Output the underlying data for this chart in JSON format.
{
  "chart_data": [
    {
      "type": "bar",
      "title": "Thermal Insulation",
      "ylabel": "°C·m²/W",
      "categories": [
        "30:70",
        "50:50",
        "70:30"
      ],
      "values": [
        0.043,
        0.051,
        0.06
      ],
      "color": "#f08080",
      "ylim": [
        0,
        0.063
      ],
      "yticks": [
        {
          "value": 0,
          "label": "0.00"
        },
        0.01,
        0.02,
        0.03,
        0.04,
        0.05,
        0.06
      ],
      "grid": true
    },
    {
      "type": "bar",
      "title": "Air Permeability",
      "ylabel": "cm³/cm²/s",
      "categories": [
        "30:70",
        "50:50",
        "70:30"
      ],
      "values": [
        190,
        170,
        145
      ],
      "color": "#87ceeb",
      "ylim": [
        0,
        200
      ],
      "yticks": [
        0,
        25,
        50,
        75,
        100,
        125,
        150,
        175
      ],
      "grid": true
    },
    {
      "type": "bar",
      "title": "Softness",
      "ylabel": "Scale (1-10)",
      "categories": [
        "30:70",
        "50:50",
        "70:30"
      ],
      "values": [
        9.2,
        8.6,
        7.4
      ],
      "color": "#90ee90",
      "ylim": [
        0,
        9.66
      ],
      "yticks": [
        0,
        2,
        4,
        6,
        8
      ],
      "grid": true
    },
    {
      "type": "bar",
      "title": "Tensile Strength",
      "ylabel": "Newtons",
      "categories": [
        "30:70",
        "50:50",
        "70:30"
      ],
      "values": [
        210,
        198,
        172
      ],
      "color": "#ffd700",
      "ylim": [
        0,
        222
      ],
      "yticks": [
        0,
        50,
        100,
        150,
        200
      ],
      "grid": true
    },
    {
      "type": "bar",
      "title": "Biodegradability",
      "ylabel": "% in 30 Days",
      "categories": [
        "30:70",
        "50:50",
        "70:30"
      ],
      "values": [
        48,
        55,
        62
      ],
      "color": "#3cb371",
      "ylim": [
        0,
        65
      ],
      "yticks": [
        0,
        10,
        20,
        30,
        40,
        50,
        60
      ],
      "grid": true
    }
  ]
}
################
WHAT NEEDS TO BE DONE: Gather every line from the entries above where the word "ylabel" appears, and copy them.

TASK RESPONSE:
      "ylabel": "°C·m²/W",
      "ylabel": "cm³/cm²/s",
      "ylabel": "Scale (1-10)",
      "ylabel": "Newtons",
      "ylabel": "% in 30 Days",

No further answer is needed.